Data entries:
---
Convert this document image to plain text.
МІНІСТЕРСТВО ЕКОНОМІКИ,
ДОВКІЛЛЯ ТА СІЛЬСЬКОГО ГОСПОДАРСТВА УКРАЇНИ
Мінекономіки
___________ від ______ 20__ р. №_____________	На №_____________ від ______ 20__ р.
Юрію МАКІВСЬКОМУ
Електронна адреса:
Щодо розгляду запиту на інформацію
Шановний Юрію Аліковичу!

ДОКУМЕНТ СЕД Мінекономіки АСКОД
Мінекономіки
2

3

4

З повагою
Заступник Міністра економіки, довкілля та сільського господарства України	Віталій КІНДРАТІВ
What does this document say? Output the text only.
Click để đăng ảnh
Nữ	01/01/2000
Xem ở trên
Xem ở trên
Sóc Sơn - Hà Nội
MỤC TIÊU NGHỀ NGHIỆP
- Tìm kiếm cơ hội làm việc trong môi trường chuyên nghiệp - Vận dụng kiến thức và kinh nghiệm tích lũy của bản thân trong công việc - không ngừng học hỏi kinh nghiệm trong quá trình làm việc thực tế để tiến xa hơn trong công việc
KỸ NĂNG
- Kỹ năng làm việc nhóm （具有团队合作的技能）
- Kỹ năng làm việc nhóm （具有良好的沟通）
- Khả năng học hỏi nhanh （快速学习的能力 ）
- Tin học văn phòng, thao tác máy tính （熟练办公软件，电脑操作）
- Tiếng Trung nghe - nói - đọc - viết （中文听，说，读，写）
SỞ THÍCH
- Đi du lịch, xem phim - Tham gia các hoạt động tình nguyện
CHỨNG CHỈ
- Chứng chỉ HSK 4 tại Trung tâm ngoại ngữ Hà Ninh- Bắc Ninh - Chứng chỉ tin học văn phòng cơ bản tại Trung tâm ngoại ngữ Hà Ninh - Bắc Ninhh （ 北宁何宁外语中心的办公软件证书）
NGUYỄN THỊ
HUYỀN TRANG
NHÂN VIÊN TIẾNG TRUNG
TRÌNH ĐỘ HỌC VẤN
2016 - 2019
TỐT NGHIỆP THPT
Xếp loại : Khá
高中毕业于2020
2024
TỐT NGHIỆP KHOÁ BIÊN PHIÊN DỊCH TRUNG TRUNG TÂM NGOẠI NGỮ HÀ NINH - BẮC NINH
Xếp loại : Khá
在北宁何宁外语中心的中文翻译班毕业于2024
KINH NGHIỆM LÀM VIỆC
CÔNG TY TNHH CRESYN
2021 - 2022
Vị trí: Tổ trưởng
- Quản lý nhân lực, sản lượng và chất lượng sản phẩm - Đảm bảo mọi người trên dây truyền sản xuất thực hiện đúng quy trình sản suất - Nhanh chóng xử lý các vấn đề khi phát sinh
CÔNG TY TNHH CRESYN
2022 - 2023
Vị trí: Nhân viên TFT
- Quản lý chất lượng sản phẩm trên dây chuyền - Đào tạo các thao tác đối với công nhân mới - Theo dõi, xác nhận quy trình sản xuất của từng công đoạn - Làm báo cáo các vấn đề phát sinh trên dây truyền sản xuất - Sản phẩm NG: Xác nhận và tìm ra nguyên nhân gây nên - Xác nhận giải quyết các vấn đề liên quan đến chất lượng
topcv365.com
---
Aim of the exercise: Print every line of the records exactly. Omit nothing.

Answer to this task:
Convert this document image to plain text.
МІНІСТЕРСТВО ЕКОНОМІКИ,
ДОВКІЛЛЯ ТА СІЛЬСЬКОГО ГОСПОДАРСТВА УКРАЇНИ
Мінекономіки
___________ від ______ 20__ р. №_____________	На №_____________ від ______ 20__ р.
Юрію МАКІВСЬКОМУ
Електронна адреса:
Щодо розгляду запиту на інформацію
Шановний Юрію Аліковичу!

ДОКУМЕНТ СЕД Мінекономіки АСКОД
Мінекономіки
2

3

4

З повагою
Заступник Міністра економіки, довкілля та сільського господарства України	Віталій КІНДРАТІВ
What does this document say? Output the text only.
Click để đăng ảnh
Nữ	01/01/2000
Xem ở trên
Xem ở trên
Sóc Sơn - Hà Nội
MỤC TIÊU NGHỀ NGHIỆP
- Tìm kiếm cơ hội làm việc trong môi trường chuyên nghiệp - Vận dụng kiến thức và kinh nghiệm tích lũy của bản thân trong công việc - không ngừng học hỏi kinh nghiệm trong quá trình làm việc thực tế để tiến xa hơn trong công việc
KỸ NĂNG
- Kỹ năng làm việc nhóm （具有团队合作的技能）
- Kỹ năng làm việc nhóm （具有良好的沟通）
- Khả năng học hỏi nhanh （快速学习的能力 ）
- Tin học văn phòng, thao tác máy tính （熟练办公软件，电脑操作）
- Tiếng Trung nghe - nói - đọc - viết （中文听，说，读，写）
SỞ THÍCH
- Đi du lịch, xem phim - Tham gia các hoạt động tình nguyện
CHỨNG CHỈ
- Chứng chỉ HSK 4 tại Trung tâm ngoại ngữ Hà Ninh- Bắc Ninh - Chứng chỉ tin học văn phòng cơ bản tại Trung tâm ngoại ngữ Hà Ninh - Bắc Ninhh （ 北宁何宁外语中心的办公软件证书）
NGUYỄN THỊ
HUYỀN TRANG
NHÂN VIÊN TIẾNG TRUNG
TRÌNH ĐỘ HỌC VẤN
2016 - 2019
TỐT NGHIỆP THPT
Xếp loại : Khá
高中毕业于2020
2024
TỐT NGHIỆP KHOÁ BIÊN PHIÊN DỊCH TRUNG TRUNG TÂM NGOẠI NGỮ HÀ NINH - BẮC NINH
Xếp loại : Khá
在北宁何宁外语中心的中文翻译班毕业于2024
KINH NGHIỆM LÀM VIỆC
CÔNG TY TNHH CRESYN
2021 - 2022
Vị trí: Tổ trưởng
- Quản lý nhân lực, sản lượng và chất lượng sản phẩm - Đảm bảo mọi người trên dây truyền sản xuất thực hiện đúng quy trình sản suất - Nhanh chóng xử lý các vấn đề khi phát sinh
CÔNG TY TNHH CRESYN
2022 - 2023
Vị trí: Nhân viên TFT
- Quản lý chất lượng sản phẩm trên dây chuyền - Đào tạo các thao tác đối với công nhân mới - Theo dõi, xác nhận quy trình sản xuất của từng công đoạn - Làm báo cáo các vấn đề phát sinh trên dây truyền sản xuất - Sản phẩm NG: Xác nhận và tìm ra nguyên nhân gây nên - Xác nhận giải quyết các vấn đề liên quan đến chất lượng
topcv365.com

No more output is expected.